* **Instructions for the task**
Your answer must be the full listing, repeated word for word.

* **Study material**
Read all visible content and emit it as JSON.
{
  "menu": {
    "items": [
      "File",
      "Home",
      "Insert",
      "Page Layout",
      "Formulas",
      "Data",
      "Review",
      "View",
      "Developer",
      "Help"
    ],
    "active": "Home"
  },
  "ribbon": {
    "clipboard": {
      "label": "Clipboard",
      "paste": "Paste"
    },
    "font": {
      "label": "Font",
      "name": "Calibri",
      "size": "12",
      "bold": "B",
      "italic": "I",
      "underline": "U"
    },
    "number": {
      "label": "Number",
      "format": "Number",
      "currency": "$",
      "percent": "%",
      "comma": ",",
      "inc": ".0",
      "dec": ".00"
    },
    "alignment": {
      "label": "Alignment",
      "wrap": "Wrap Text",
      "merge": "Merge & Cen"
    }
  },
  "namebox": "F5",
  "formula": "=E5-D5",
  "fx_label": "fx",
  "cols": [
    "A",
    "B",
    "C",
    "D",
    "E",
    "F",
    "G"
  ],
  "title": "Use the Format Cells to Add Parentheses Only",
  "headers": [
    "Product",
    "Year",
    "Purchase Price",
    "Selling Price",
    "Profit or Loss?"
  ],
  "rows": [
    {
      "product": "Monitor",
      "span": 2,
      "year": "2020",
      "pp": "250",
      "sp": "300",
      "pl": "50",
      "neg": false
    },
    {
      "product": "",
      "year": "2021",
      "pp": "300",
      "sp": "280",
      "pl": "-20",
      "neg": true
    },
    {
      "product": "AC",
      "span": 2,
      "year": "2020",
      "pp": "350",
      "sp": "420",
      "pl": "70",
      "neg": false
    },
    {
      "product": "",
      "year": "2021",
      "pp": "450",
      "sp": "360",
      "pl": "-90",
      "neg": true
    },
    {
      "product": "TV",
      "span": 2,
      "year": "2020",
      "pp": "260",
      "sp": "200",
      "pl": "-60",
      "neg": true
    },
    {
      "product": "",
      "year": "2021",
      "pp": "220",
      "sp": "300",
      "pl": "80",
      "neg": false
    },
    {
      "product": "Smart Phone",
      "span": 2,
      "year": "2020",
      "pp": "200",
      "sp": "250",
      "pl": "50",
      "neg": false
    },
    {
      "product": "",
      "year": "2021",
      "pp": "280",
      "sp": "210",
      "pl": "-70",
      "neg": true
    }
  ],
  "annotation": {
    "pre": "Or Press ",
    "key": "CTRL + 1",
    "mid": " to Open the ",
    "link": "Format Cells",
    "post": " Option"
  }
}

* **Response to this task**
Read all visible content and emit it as JSON.
{
  "menu": {
    "items": [
      "File",
      "Home",
      "Insert",
      "Page Layout",
      "Formulas",
      "Data",
      "Review",
      "View",
      "Developer",
      "Help"
    ],
    "active": "Home"
  },
  "ribbon": {
    "clipboard": {
      "label": "Clipboard",
      "paste": "Paste"
    },
    "font": {
      "label": "Font",
      "name": "Calibri",
      "size": "12",
      "bold": "B",
      "italic": "I",
      "underline": "U"
    },
    "number": {
      "label": "Number",
      "format": "Number",
      "currency": "$",
      "percent": "%",
      "comma": ",",
      "inc": ".0",
      "dec": ".00"
    },
    "alignment": {
      "label": "Alignment",
      "wrap": "Wrap Text",
      "merge": "Merge & Cen"
    }
  },
  "namebox": "F5",
  "formula": "=E5-D5",
  "fx_label": "fx",
  "cols": [
    "A",
    "B",
    "C",
    "D",
    "E",
    "F",
    "G"
  ],
  "title": "Use the Format Cells to Add Parentheses Only",
  "headers": [
    "Product",
    "Year",
    "Purchase Price",
    "Selling Price",
    "Profit or Loss?"
  ],
  "rows": [
    {
      "product": "Monitor",
      "span": 2,
      "year": "2020",
      "pp": "250",
      "sp": "300",
      "pl": "50",
      "neg": false
    },
    {
      "product": "",
      "year": "2021",
      "pp": "300",
      "sp": "280",
      "pl": "-20",
      "neg": true
    },
    {
      "product": "AC",
      "span": 2,
      "year": "2020",
      "pp": "350",
      "sp": "420",
      "pl": "70",
      "neg": false
    },
    {
      "product": "",
      "year": "2021",
      "pp": "450",
      "sp": "360",
      "pl": "-90",
      "neg": true
    },
    {
      "product": "TV",
      "span": 2,
      "year": "2020",
      "pp": "260",
      "sp": "200",
      "pl": "-60",
      "neg": true
    },
    {
      "product": "",
      "year": "2021",
      "pp": "220",
      "sp": "300",
      "pl": "80",
      "neg": false
    },
    {
      "product": "Smart Phone",
      "span": 2,
      "year": "2020",
      "pp": "200",
      "sp": "250",
      "pl": "50",
      "neg": false
    },
    {
      "product": "",
      "year": "2021",
      "pp": "280",
      "sp": "210",
      "pl": "-70",
      "neg": true
    }
  ],
  "annotation": {
    "pre": "Or Press ",
    "key": "CTRL + 1",
    "mid": " to Open the ",
    "link": "Format Cells",
    "post": " Option"
  }
}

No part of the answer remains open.